Instruction: Pick out the lines below that contain the string "Cooling" and copy them all.
━━━ Data records ━━━
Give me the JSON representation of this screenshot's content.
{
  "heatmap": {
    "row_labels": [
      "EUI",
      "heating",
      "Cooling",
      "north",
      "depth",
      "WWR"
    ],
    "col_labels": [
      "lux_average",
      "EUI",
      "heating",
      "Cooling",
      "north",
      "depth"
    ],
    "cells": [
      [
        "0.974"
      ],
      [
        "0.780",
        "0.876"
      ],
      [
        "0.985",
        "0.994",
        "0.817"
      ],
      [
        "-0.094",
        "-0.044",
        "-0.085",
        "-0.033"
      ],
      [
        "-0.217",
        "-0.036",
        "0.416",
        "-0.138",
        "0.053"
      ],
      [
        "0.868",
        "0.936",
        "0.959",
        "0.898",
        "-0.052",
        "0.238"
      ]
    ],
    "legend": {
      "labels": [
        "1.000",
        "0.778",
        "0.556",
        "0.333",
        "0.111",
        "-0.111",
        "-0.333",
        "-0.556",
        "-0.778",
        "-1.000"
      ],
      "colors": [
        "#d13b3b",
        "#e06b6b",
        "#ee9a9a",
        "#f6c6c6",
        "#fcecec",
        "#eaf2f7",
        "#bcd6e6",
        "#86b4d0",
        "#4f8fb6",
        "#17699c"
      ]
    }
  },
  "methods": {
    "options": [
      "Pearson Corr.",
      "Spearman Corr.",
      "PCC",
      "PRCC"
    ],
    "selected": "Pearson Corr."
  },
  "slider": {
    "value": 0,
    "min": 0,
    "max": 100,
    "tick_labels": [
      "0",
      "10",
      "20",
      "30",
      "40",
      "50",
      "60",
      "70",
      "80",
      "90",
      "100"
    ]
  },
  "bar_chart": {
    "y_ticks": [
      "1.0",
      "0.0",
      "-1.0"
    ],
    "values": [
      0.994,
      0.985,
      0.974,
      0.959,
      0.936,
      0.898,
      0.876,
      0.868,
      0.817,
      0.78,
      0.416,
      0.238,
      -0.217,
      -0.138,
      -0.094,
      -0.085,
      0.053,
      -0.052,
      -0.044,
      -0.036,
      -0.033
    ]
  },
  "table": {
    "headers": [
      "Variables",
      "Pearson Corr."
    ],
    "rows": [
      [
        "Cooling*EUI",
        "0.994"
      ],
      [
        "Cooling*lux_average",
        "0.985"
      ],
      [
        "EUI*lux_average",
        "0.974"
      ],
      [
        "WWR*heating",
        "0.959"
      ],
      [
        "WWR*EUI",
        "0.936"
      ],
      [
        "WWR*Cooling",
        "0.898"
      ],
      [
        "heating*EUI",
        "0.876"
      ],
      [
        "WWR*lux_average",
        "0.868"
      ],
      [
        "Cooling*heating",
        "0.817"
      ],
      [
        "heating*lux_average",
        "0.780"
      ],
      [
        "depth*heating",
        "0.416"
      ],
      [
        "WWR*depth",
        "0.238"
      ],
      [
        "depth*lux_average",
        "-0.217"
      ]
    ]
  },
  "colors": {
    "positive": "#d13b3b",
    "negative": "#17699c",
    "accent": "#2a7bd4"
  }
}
━━━
Task output:
      "Cooling",
      "Cooling",
        "Cooling*EUI",
        "Cooling*lux_average",
        "WWR*Cooling",
        "Cooling*heating",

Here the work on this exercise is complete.